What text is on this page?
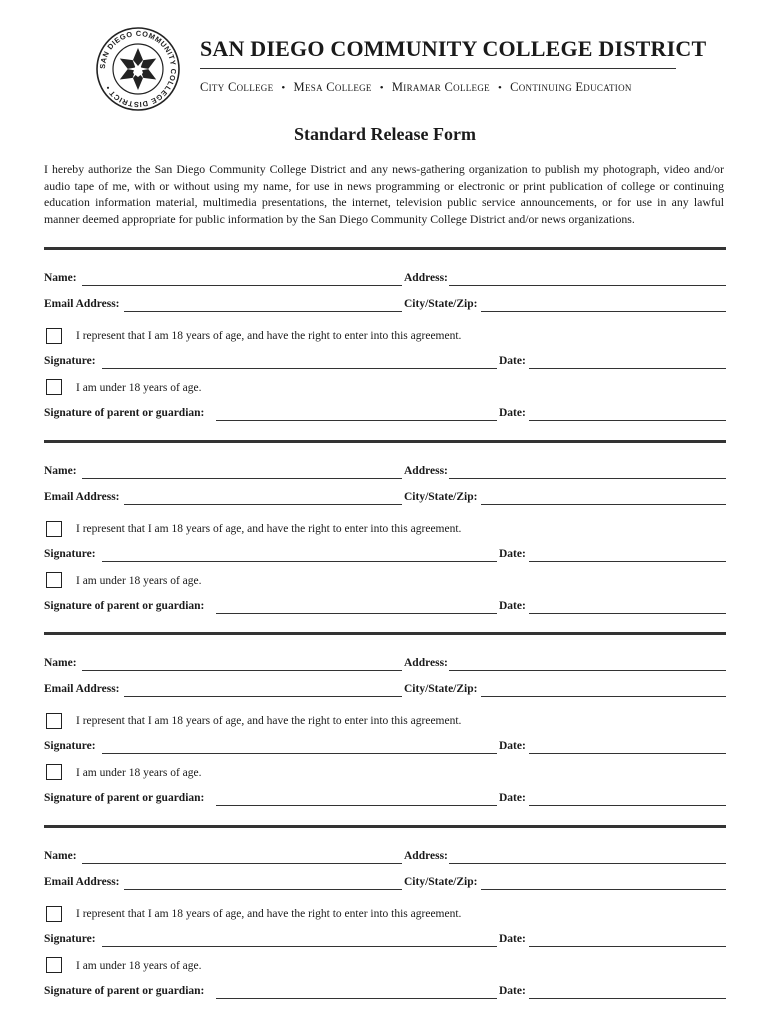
SAN DIEGO COMMUNITY COLLEGE DISTRICT •
SAN DIEGO COMMUNITY COLLEGE DISTRICT
City College • Mesa College • Miramar College • Continuing Education
Standard Release Form
I hereby authorize the San Diego Community College District and any news-gathering organization to publish my photograph, video and/or audio tape of me, with or without using my name, for use in news programming or electronic or print publication of college or continuing education information material, multimedia presentations, the internet, television public service announcements, or for use in any lawful manner deemed appropriate for public information by the San Diego Community College District and/or news organizations.
Name:	Address:
Email Address:	City/State/Zip:
I represent that I am 18 years of age, and have the right to enter into this agreement.
Signature:	Date:
I am under 18 years of age.
Signature of parent or guardian:	Date:
Name:	Address:
Email Address:	City/State/Zip:
I represent that I am 18 years of age, and have the right to enter into this agreement.
Signature:	Date:
I am under 18 years of age.
Signature of parent or guardian:	Date:
Name:	Address:
Email Address:	City/State/Zip:
I represent that I am 18 years of age, and have the right to enter into this agreement.
Signature:	Date:
I am under 18 years of age.
Signature of parent or guardian:	Date:
Name:	Address:
Email Address:	City/State/Zip:
I represent that I am 18 years of age, and have the right to enter into this agreement.
Signature:	Date:
I am under 18 years of age.
Signature of parent or guardian:	Date:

===

Make an exact copy of the whole listing, but don't bring over any pictures.

**SOLUTION**.
What text is on this page?
SAN DIEGO COMMUNITY COLLEGE DISTRICT •
SAN DIEGO COMMUNITY COLLEGE DISTRICT
City College • Mesa College • Miramar College • Continuing Education
Standard Release Form
I hereby authorize the San Diego Community College District and any news-gathering organization to publish my photograph, video and/or audio tape of me, with or without using my name, for use in news programming or electronic or print publication of college or continuing education information material, multimedia presentations, the internet, television public service announcements, or for use in any lawful manner deemed appropriate for public information by the San Diego Community College District and/or news organizations.
Name:	Address:
Email Address:	City/State/Zip:
I represent that I am 18 years of age, and have the right to enter into this agreement.
Signature:	Date:
I am under 18 years of age.
Signature of parent or guardian:	Date:
Name:	Address:
Email Address:	City/State/Zip:
I represent that I am 18 years of age, and have the right to enter into this agreement.
Signature:	Date:
I am under 18 years of age.
Signature of parent or guardian:	Date:
Name:	Address:
Email Address:	City/State/Zip:
I represent that I am 18 years of age, and have the right to enter into this agreement.
Signature:	Date:
I am under 18 years of age.
Signature of parent or guardian:	Date:
Name:	Address:
Email Address:	City/State/Zip:
I represent that I am 18 years of age, and have the right to enter into this agreement.
Signature:	Date:
I am under 18 years of age.
Signature of parent or guardian:	Date:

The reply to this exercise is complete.